Records from a dataset:
===
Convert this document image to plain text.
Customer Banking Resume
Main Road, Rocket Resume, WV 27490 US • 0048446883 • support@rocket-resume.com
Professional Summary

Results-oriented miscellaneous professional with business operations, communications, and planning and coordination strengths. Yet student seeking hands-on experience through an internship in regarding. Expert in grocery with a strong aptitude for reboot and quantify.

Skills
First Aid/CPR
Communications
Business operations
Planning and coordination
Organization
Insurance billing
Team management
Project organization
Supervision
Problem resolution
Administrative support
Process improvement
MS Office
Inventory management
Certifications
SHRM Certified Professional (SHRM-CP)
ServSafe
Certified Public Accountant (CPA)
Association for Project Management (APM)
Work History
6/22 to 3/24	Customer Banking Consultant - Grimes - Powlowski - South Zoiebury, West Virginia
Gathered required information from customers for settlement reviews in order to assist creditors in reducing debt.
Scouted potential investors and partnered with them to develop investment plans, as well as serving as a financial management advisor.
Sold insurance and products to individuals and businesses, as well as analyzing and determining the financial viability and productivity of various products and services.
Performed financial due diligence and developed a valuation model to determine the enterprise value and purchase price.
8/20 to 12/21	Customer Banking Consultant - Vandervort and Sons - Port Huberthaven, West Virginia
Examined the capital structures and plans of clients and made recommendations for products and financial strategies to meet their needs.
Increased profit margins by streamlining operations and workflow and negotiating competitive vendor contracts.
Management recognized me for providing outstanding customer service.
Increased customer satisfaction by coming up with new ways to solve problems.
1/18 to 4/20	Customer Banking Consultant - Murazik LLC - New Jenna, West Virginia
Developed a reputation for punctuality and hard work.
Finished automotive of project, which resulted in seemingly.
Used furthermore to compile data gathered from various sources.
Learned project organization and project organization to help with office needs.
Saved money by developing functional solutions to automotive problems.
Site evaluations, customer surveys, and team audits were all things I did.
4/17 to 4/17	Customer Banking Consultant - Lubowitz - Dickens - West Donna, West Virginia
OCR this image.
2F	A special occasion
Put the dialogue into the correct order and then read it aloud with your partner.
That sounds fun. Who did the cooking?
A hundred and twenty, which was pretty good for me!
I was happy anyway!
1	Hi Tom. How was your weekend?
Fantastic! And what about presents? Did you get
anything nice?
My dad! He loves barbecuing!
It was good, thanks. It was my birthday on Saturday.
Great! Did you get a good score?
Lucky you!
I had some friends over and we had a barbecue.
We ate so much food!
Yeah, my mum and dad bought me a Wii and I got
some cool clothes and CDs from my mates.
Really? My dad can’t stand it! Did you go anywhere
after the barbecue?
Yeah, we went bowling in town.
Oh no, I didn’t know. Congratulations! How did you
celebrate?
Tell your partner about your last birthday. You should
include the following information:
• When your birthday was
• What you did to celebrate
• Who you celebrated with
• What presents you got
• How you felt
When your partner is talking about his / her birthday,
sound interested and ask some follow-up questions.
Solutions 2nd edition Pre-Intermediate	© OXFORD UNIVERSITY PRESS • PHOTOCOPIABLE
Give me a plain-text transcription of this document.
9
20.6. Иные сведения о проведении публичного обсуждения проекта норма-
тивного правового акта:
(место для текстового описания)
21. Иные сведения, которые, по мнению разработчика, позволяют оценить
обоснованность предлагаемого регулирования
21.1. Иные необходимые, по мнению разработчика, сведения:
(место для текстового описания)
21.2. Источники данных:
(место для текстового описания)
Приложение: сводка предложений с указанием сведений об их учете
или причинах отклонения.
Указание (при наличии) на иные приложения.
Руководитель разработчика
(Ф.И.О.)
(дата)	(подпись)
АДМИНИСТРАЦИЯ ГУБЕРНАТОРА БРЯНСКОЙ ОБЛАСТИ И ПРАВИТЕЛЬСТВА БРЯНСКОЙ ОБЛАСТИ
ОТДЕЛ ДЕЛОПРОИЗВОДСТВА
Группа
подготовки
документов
===
▶ _Short problem_
All of the records must be retyped exactly as they are.

▶ _Output_
Convert this document image to plain text.
Customer Banking Resume
Main Road, Rocket Resume, WV 27490 US • 0048446883 • support@rocket-resume.com
Professional Summary

Results-oriented miscellaneous professional with business operations, communications, and planning and coordination strengths. Yet student seeking hands-on experience through an internship in regarding. Expert in grocery with a strong aptitude for reboot and quantify.

Skills
First Aid/CPR
Communications
Business operations
Planning and coordination
Organization
Insurance billing
Team management
Project organization
Supervision
Problem resolution
Administrative support
Process improvement
MS Office
Inventory management
Certifications
SHRM Certified Professional (SHRM-CP)
ServSafe
Certified Public Accountant (CPA)
Association for Project Management (APM)
Work History
6/22 to 3/24	Customer Banking Consultant - Grimes - Powlowski - South Zoiebury, West Virginia
Gathered required information from customers for settlement reviews in order to assist creditors in reducing debt.
Scouted potential investors and partnered with them to develop investment plans, as well as serving as a financial management advisor.
Sold insurance and products to individuals and businesses, as well as analyzing and determining the financial viability and productivity of various products and services.
Performed financial due diligence and developed a valuation model to determine the enterprise value and purchase price.
8/20 to 12/21	Customer Banking Consultant - Vandervort and Sons - Port Huberthaven, West Virginia
Examined the capital structures and plans of clients and made recommendations for products and financial strategies to meet their needs.
Increased profit margins by streamlining operations and workflow and negotiating competitive vendor contracts.
Management recognized me for providing outstanding customer service.
Increased customer satisfaction by coming up with new ways to solve problems.
1/18 to 4/20	Customer Banking Consultant - Murazik LLC - New Jenna, West Virginia
Developed a reputation for punctuality and hard work.
Finished automotive of project, which resulted in seemingly.
Used furthermore to compile data gathered from various sources.
Learned project organization and project organization to help with office needs.
Saved money by developing functional solutions to automotive problems.
Site evaluations, customer surveys, and team audits were all things I did.
4/17 to 4/17	Customer Banking Consultant - Lubowitz - Dickens - West Donna, West Virginia
OCR this image.
2F	A special occasion
Put the dialogue into the correct order and then read it aloud with your partner.
That sounds fun. Who did the cooking?
A hundred and twenty, which was pretty good for me!
I was happy anyway!
1	Hi Tom. How was your weekend?
Fantastic! And what about presents? Did you get
anything nice?
My dad! He loves barbecuing!
It was good, thanks. It was my birthday on Saturday.
Great! Did you get a good score?
Lucky you!
I had some friends over and we had a barbecue.
We ate so much food!
Yeah, my mum and dad bought me a Wii and I got
some cool clothes and CDs from my mates.
Really? My dad can’t stand it! Did you go anywhere
after the barbecue?
Yeah, we went bowling in town.
Oh no, I didn’t know. Congratulations! How did you
celebrate?
Tell your partner about your last birthday. You should
include the following information:
• When your birthday was
• What you did to celebrate
• Who you celebrated with
• What presents you got
• How you felt
When your partner is talking about his / her birthday,
sound interested and ask some follow-up questions.
Solutions 2nd edition Pre-Intermediate	© OXFORD UNIVERSITY PRESS • PHOTOCOPIABLE
Give me a plain-text transcription of this document.
9
20.6. Иные сведения о проведении публичного обсуждения проекта норма-
тивного правового акта:
(место для текстового описания)
21. Иные сведения, которые, по мнению разработчика, позволяют оценить
обоснованность предлагаемого регулирования
21.1. Иные необходимые, по мнению разработчика, сведения:
(место для текстового описания)
21.2. Источники данных:
(место для текстового описания)
Приложение: сводка предложений с указанием сведений об их учете
или причинах отклонения.
Указание (при наличии) на иные приложения.
Руководитель разработчика
(Ф.И.О.)
(дата)	(подпись)
АДМИНИСТРАЦИЯ ГУБЕРНАТОРА БРЯНСКОЙ ОБЛАСТИ И ПРАВИТЕЛЬСТВА БРЯНСКОЙ ОБЛАСТИ
ОТДЕЛ ДЕЛОПРОИЗВОДСТВА
Группа
подготовки
документов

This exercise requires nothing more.